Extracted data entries
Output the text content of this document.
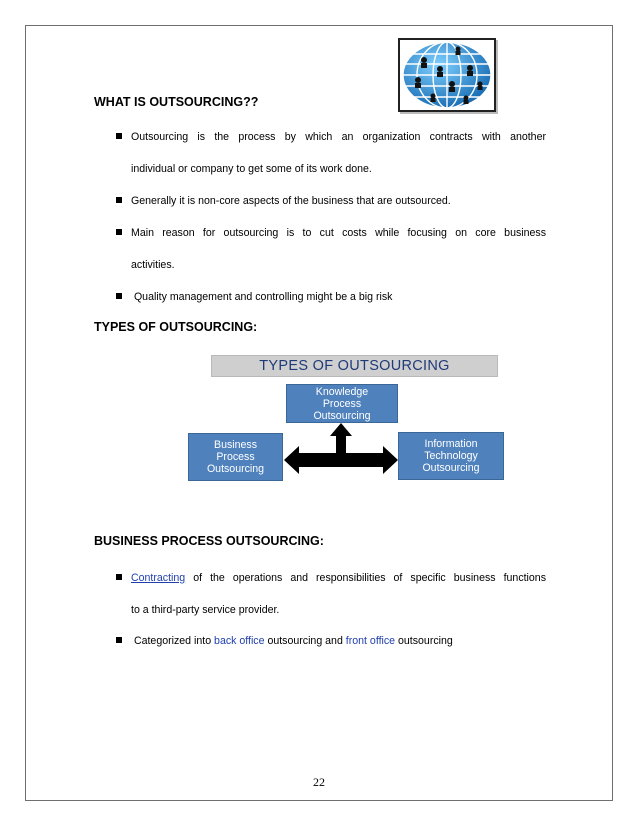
WHAT IS OUTSOURCING??
Outsourcing is the process by which an organization contracts with another
individual or company to get some of its work done.
Generally it is non-core aspects of the business that are outsourced.
Main reason for outsourcing is to cut costs while focusing on core business
activities.
Quality management and controlling might be a big risk
TYPES OF OUTSOURCING:
TYPES OF OUTSOURCING
Knowledge
Process
Outsourcing
Business
Process
Outsourcing
Information
Technology
Outsourcing
BUSINESS PROCESS OUTSOURCING:
Contracting of the operations and responsibilities of specific business functions
to a third-party service provider.
Categorized into back office outsourcing and front office outsourcing
22
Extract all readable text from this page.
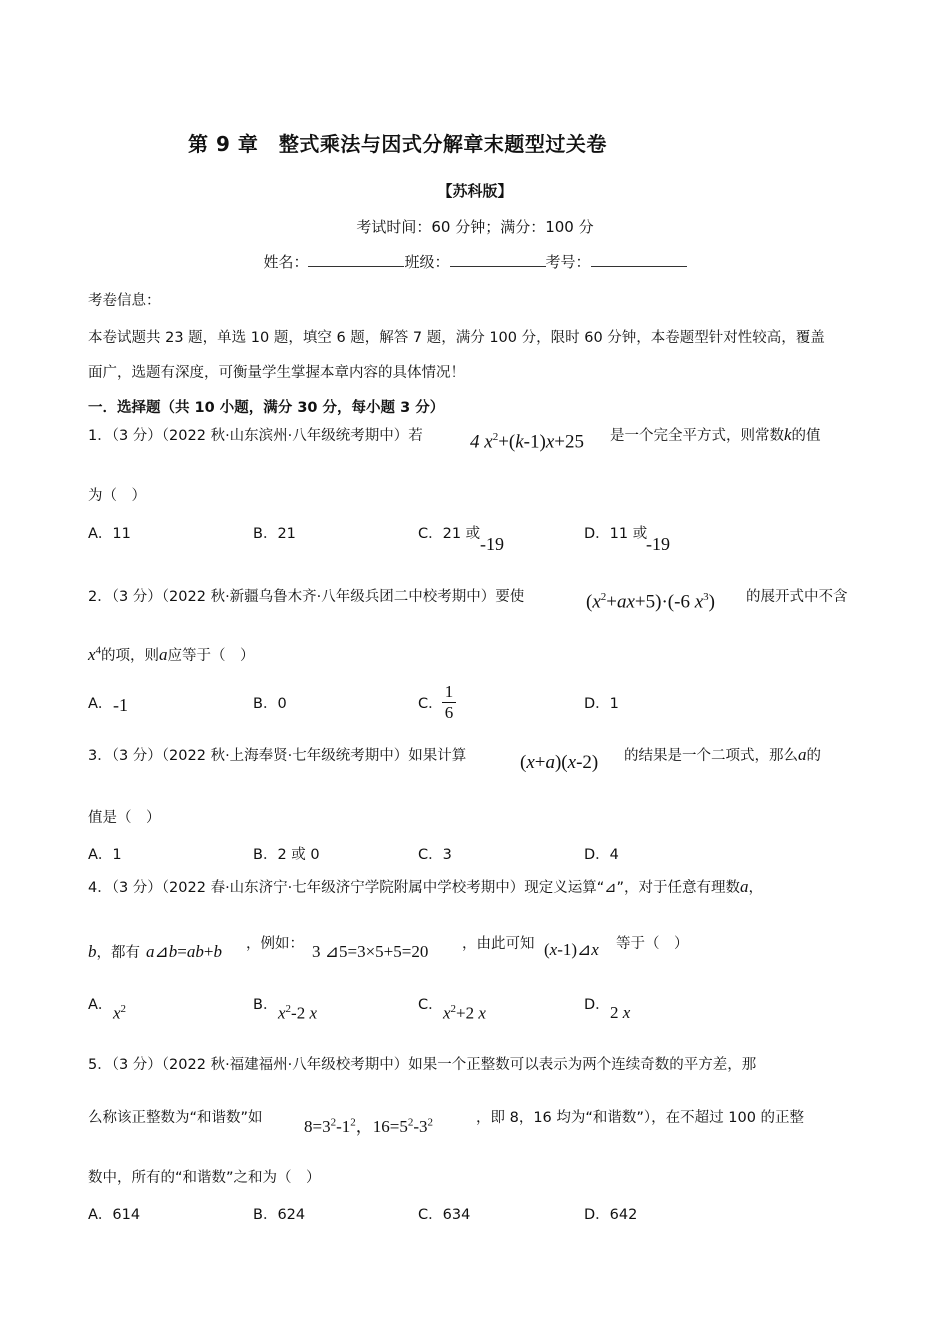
第 9 章　整式乘法与因式分解章末题型过关卷
【苏科版】
考试时间：60 分钟；满分：100 分
姓名：	班级：	考号：
考卷信息：
本卷试题共 23 题，单选 10 题，填空 6 题，解答 7 题，满分 100 分，限时 60 分钟，本卷题型针对性较高，覆盖
面广，选题有深度，可衡量学生掌握本章内容的具体情况！
一．选择题（共 10 小题，满分 30 分，每小题 3 分）
1．（3 分）（2022 秋·山东滨州·八年级统考期中）若 4 $x^2+(k-1)x+25$ 是一个完全平方式，则常数k的值
为（　）
A．11	B．21	C．21 或 -19	D．11 或
-19
2．（3 分）（2022 秋·新疆乌鲁木齐·八年级兵团二中校考期中）要使	$(x^2+ax+5)\cdot(-6$ $x^3$) 的展开式中不含
$x^4$的项，则a应等于（　）
A． -1	B．0	C．
1
6	D．1
3．（3 分）（2022 秋·上海奉贤·七年级统考期中）如果计算	(x+a)(x-2) 的结果是一个二项式，那么a的
值是（　）
A．1	B．2 或 0	C．3	D．4
4．（3 分）（2022 春·山东济宁·七年级济宁学院附属中学校考期中）现定义运算“⊿”，对于任意有理数a，
b，都有 a⊿b=ab+b ，例如： 3 ⊿5=3×5+5=20 ，由此可知 (x-1)⊿x 等于（　）
A． $x^2$	B． $x^2-2$ x	C． $x^2+2$ x	D． 2 x
5．（3 分）（2022 秋·福建福州·八年级校考期中）如果一个正整数可以表示为两个连续奇数的平方差，那
么称该正整数为“和谐数”如 $8=3^2-1^2$，$16=5^2-3^2$	，即 8，16 均为“和谐数”），在不超过 100 的正整
数中，所有的“和谐数”之和为（　）
A．614	B．624	C．634	D．642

■ **What you will do**
Skip the pictures and transcribe the rest of the records exactly.

■ **Answer in full**
Output the text content of this document.
WHAT IS OUTSOURCING??
Outsourcing is the process by which an organization contracts with another
individual or company to get some of its work done.
Generally it is non-core aspects of the business that are outsourced.
Main reason for outsourcing is to cut costs while focusing on core business
activities.
Quality management and controlling might be a big risk
TYPES OF OUTSOURCING:
TYPES OF OUTSOURCING
Knowledge
Process
Outsourcing
Business
Process
Outsourcing
Information
Technology
Outsourcing
BUSINESS PROCESS OUTSOURCING:
Contracting of the operations and responsibilities of specific business functions
to a third-party service provider.
Categorized into back office outsourcing and front office outsourcing
22
Extract all readable text from this page.
第 9 章　整式乘法与因式分解章末题型过关卷
【苏科版】
考试时间：60 分钟；满分：100 分
姓名：	班级：	考号：
考卷信息：
本卷试题共 23 题，单选 10 题，填空 6 题，解答 7 题，满分 100 分，限时 60 分钟，本卷题型针对性较高，覆盖
面广，选题有深度，可衡量学生掌握本章内容的具体情况！
一．选择题（共 10 小题，满分 30 分，每小题 3 分）
1．（3 分）（2022 秋·山东滨州·八年级统考期中）若 4 $x^2+(k-1)x+25$ 是一个完全平方式，则常数k的值
为（　）
A．11	B．21	C．21 或 -19	D．11 或
-19
2．（3 分）（2022 秋·新疆乌鲁木齐·八年级兵团二中校考期中）要使	$(x^2+ax+5)\cdot(-6$ $x^3$) 的展开式中不含
$x^4$的项，则a应等于（　）
A． -1	B．0	C．
1
6	D．1
3．（3 分）（2022 秋·上海奉贤·七年级统考期中）如果计算	(x+a)(x-2) 的结果是一个二项式，那么a的
值是（　）
A．1	B．2 或 0	C．3	D．4
4．（3 分）（2022 春·山东济宁·七年级济宁学院附属中学校考期中）现定义运算“⊿”，对于任意有理数a，
b，都有 a⊿b=ab+b ，例如： 3 ⊿5=3×5+5=20 ，由此可知 (x-1)⊿x 等于（　）
A． $x^2$	B． $x^2-2$ x	C． $x^2+2$ x	D． 2 x
5．（3 分）（2022 秋·福建福州·八年级校考期中）如果一个正整数可以表示为两个连续奇数的平方差，那
么称该正整数为“和谐数”如 $8=3^2-1^2$，$16=5^2-3^2$	，即 8，16 均为“和谐数”），在不超过 100 的正整
数中，所有的“和谐数”之和为（　）
A．614	B．624	C．634	D．642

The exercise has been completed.